__STATED GOAL__. Rewrite the listing below as a JSON list of strings with one string per line, omitting any blank lines.

__DATA SHOWN__.
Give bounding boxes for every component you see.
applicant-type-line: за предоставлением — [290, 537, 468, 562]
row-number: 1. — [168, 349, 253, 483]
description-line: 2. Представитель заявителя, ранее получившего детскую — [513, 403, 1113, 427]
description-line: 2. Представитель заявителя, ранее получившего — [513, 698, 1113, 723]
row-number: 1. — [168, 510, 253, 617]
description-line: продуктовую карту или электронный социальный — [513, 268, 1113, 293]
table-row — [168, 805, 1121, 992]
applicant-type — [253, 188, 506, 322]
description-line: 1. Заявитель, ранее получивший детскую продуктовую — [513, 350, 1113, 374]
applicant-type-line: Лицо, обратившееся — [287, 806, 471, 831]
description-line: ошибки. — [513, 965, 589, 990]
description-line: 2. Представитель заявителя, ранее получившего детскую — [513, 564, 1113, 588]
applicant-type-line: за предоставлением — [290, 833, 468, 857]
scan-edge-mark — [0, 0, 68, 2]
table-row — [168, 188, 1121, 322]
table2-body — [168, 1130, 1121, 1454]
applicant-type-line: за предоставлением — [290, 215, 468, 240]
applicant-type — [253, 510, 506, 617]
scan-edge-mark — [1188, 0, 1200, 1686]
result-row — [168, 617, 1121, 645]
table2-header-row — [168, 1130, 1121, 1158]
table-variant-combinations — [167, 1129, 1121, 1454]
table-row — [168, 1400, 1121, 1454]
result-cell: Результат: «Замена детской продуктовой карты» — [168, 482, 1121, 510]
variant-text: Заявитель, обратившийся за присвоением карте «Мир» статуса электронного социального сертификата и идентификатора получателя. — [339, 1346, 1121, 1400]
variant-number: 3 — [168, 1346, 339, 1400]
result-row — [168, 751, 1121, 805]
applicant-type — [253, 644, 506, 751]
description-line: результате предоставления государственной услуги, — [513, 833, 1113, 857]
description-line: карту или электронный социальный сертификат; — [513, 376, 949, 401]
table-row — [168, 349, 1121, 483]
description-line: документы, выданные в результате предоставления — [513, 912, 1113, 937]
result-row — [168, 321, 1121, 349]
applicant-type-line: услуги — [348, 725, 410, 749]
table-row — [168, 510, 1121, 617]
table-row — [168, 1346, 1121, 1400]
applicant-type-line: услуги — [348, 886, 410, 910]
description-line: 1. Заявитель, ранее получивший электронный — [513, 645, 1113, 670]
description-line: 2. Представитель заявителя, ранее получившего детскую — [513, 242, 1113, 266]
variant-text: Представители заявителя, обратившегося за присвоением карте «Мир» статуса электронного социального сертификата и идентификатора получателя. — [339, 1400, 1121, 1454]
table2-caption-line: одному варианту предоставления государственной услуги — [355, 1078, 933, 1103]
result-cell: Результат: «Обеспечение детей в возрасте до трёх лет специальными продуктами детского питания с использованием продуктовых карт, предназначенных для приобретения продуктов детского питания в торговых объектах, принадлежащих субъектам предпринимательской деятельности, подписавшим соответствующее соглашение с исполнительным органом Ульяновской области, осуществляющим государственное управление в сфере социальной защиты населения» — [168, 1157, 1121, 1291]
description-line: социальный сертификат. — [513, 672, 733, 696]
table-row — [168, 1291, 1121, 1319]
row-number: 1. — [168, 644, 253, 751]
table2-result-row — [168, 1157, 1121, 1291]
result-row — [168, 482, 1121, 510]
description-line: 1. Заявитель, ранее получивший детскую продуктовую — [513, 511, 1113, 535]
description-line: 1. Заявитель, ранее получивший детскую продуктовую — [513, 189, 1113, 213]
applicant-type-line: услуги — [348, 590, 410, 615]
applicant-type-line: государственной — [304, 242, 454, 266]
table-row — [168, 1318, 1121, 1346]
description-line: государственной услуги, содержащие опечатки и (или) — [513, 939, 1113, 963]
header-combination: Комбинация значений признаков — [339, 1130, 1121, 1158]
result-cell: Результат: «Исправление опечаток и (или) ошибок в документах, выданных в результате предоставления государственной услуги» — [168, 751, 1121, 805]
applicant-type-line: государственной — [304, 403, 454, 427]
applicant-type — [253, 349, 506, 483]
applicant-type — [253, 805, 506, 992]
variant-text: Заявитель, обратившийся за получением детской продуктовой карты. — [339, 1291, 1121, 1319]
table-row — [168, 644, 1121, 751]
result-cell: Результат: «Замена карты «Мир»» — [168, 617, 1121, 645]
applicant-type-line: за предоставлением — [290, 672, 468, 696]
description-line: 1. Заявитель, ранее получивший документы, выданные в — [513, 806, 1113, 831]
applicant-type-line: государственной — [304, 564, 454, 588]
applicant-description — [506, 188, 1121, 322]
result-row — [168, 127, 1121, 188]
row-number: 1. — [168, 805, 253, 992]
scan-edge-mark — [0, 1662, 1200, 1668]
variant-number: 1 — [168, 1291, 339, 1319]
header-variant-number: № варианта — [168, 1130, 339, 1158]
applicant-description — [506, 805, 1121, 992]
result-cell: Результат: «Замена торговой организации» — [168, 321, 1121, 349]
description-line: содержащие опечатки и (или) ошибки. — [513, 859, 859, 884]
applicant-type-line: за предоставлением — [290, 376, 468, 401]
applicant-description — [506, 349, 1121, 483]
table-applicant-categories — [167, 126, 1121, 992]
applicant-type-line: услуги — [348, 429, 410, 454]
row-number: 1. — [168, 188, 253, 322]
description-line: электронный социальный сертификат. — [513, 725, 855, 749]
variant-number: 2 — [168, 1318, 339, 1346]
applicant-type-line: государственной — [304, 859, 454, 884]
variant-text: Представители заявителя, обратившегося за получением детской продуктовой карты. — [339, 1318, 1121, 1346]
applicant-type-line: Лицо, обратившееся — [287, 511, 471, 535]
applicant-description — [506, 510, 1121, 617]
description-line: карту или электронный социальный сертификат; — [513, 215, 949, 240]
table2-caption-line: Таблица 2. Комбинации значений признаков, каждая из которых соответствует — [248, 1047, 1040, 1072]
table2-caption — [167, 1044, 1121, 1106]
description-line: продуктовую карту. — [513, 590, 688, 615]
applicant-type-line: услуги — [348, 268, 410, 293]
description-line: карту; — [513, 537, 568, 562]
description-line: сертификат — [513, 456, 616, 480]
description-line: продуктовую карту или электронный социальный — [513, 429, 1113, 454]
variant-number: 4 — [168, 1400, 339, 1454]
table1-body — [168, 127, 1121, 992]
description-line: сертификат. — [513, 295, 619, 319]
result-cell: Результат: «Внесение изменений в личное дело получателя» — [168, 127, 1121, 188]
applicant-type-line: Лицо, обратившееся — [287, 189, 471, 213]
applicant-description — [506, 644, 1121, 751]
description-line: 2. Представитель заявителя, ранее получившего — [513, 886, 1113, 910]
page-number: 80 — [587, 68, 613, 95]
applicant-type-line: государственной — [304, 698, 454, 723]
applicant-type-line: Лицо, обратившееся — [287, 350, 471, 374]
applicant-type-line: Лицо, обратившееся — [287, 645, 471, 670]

__COMPLETE RESPONSE__.
[
  "Give bounding boxes for every component you see.",
  "applicant-type-line: за предоставлением — [290, 537, 468, 562]",
  "row-number: 1. — [168, 349, 253, 483]",
  "description-line: 2. Представитель заявителя, ранее получившего детскую — [513, 403, 1113, 427]",
  "description-line: 2. Представитель заявителя, ранее получившего — [513, 698, 1113, 723]",
  "row-number: 1. — [168, 510, 253, 617]",
  "description-line: продуктовую карту или электронный социальный — [513, 268, 1113, 293]",
  "table-row — [168, 805, 1121, 992]",
  "applicant-type — [253, 188, 506, 322]",
  "description-line: 1. Заявитель, ранее получивший детскую продуктовую — [513, 350, 1113, 374]",
  "applicant-type-line: Лицо, обратившееся — [287, 806, 471, 831]",
  "description-line: ошибки. — [513, 965, 589, 990]",
  "description-line: 2. Представитель заявителя, ранее получившего детскую — [513, 564, 1113, 588]",
  "applicant-type-line: за предоставлением — [290, 833, 468, 857]",
  "scan-edge-mark — [0, 0, 68, 2]",
  "table-row — [168, 188, 1121, 322]",
  "table2-body — [168, 1130, 1121, 1454]",
  "applicant-type-line: за предоставлением — [290, 215, 468, 240]",
  "applicant-type — [253, 510, 506, 617]",
  "scan-edge-mark — [1188, 0, 1200, 1686]",
  "result-row — [168, 617, 1121, 645]",
  "table2-header-row — [168, 1130, 1121, 1158]",
  "table-variant-combinations — [167, 1129, 1121, 1454]",
  "table-row — [168, 1400, 1121, 1454]",
  "result-cell: Результат: «Замена детской продуктовой карты» — [168, 482, 1121, 510]",
  "variant-text: Заявитель, обратившийся за присвоением карте «Мир» статуса электронного социального сертификата и идентификатора получателя. — [339, 1346, 1121, 1400]",
  "variant-number: 3 — [168, 1346, 339, 1400]",
  "result-row — [168, 751, 1121, 805]",
  "applicant-type — [253, 644, 506, 751]",
  "description-line: результате предоставления государственной услуги, — [513, 833, 1113, 857]",
  "description-line: карту или электронный социальный сертификат; — [513, 376, 949, 401]",
  "table-row — [168, 349, 1121, 483]",
  "description-line: документы, выданные в результате предоставления — [513, 912, 1113, 937]",
  "result-row — [168, 321, 1121, 349]",
  "applicant-type-line: услуги — [348, 725, 410, 749]",
  "table-row — [168, 510, 1121, 617]",
  "table-row — [168, 1346, 1121, 1400]",
  "applicant-type-line: услуги — [348, 886, 410, 910]",
  "description-line: 1. Заявитель, ранее получивший электронный — [513, 645, 1113, 670]",
  "description-line: 2. Представитель заявителя, ранее получившего детскую — [513, 242, 1113, 266]",
  "variant-text: Представители заявителя, обратившегося за присвоением карте «Мир» статуса электронного социального сертификата и идентификатора получателя. — [339, 1400, 1121, 1454]",
  "table2-caption-line: одному варианту предоставления государственной услуги — [355, 1078, 933, 1103]",
  "result-cell: Результат: «Обеспечение детей в возрасте до трёх лет специальными продуктами детского питания с использованием продуктовых карт, предназначенных для приобретения продуктов детского питания в торговых объектах, принадлежащих субъектам предпринимательской деятельности, подписавшим соответствующее соглашение с исполнительным органом Ульяновской области, осуществляющим государственное управление в сфере социальной защиты населения» — [168, 1157, 1121, 1291]",
  "description-line: социальный сертификат. — [513, 672, 733, 696]",
  "table-row — [168, 1291, 1121, 1319]",
  "row-number: 1. — [168, 644, 253, 751]",
  "table2-result-row — [168, 1157, 1121, 1291]",
  "result-row — [168, 482, 1121, 510]",
  "description-line: 1. Заявитель, ранее получивший детскую продуктовую — [513, 511, 1113, 535]",
  "description-line: 1. Заявитель, ранее получивший детскую продуктовую — [513, 189, 1113, 213]",
  "applicant-type-line: услуги — [348, 590, 410, 615]",
  "applicant-type-line: государственной — [304, 242, 454, 266]",
  "table-row — [168, 1318, 1121, 1346]",
  "description-line: государственной услуги, содержащие опечатки и (или) — [513, 939, 1113, 963]",
  "header-combination: Комбинация значений признаков — [339, 1130, 1121, 1158]",
  "result-cell: Результат: «Исправление опечаток и (или) ошибок в документах, выданных в результате предоставления государственной услуги» — [168, 751, 1121, 805]",
  "applicant-type-line: государственной — [304, 403, 454, 427]",
  "applicant-type — [253, 349, 506, 483]",
  "applicant-type — [253, 805, 506, 992]",
  "variant-text: Заявитель, обратившийся за получением детской продуктовой карты. — [339, 1291, 1121, 1319]",
  "table-row — [168, 644, 1121, 751]",
  "result-cell: Результат: «Замена карты «Мир»» — [168, 617, 1121, 645]",
  "applicant-type-line: за предоставлением — [290, 672, 468, 696]",
  "description-line: 1. Заявитель, ранее получивший документы, выданные в — [513, 806, 1113, 831]",
  "applicant-type-line: государственной — [304, 564, 454, 588]",
  "applicant-description — [506, 188, 1121, 322]",
  "result-row — [168, 127, 1121, 188]",
  "row-number: 1. — [168, 805, 253, 992]",
  "scan-edge-mark — [0, 1662, 1200, 1668]",
  "variant-number: 1 — [168, 1291, 339, 1319]",
  "header-variant-number: № варианта — [168, 1130, 339, 1158]",
  "applicant-description — [506, 805, 1121, 992]",
  "result-cell: Результат: «Замена торговой организации» — [168, 321, 1121, 349]",
  "description-line: содержащие опечатки и (или) ошибки. — [513, 859, 859, 884]",
  "applicant-type-line: за предоставлением — [290, 376, 468, 401]",
  "applicant-description — [506, 349, 1121, 483]",
  "table-applicant-categories — [167, 126, 1121, 992]",
  "applicant-type-line: услуги — [348, 429, 410, 454]",
  "row-number: 1. — [168, 188, 253, 322]",
  "description-line: электронный социальный сертификат. — [513, 725, 855, 749]",
  "variant-number: 2 — [168, 1318, 339, 1346]",
  "applicant-type-line: государственной — [304, 859, 454, 884]",
  "variant-text: Представители заявителя, обратившегося за получением детской продуктовой карты. — [339, 1318, 1121, 1346]",
  "applicant-type-line: Лицо, обратившееся — [287, 511, 471, 535]",
  "applicant-description — [506, 510, 1121, 617]",
  "description-line: карту или электронный социальный сертификат; — [513, 215, 949, 240]",
  "table2-caption-line: Таблица 2. Комбинации значений признаков, каждая из которых соответствует — [248, 1047, 1040, 1072]",
  "table2-caption — [167, 1044, 1121, 1106]",
  "description-line: продуктовую карту. — [513, 590, 688, 615]",
  "applicant-type-line: услуги — [348, 268, 410, 293]",
  "description-line: карту; — [513, 537, 568, 562]",
  "description-line: сертификат — [513, 456, 616, 480]",
  "description-line: продуктовую карту или электронный социальный — [513, 429, 1113, 454]",
  "variant-number: 4 — [168, 1400, 339, 1454]",
  "table1-body — [168, 127, 1121, 992]",
  "description-line: сертификат. — [513, 295, 619, 319]",
  "result-cell: Результат: «Внесение изменений в личное дело получателя» — [168, 127, 1121, 188]",
  "applicant-type-line: Лицо, обратившееся — [287, 189, 471, 213]",
  "applicant-description — [506, 644, 1121, 751]",
  "description-line: 2. Представитель заявителя, ранее получившего — [513, 886, 1113, 910]",
  "page-number: 80 — [587, 68, 613, 95]",
  "applicant-type-line: государственной — [304, 698, 454, 723]",
  "applicant-type-line: Лицо, обратившееся — [287, 350, 471, 374]",
  "applicant-type-line: Лицо, обратившееся — [287, 645, 471, 670]"
]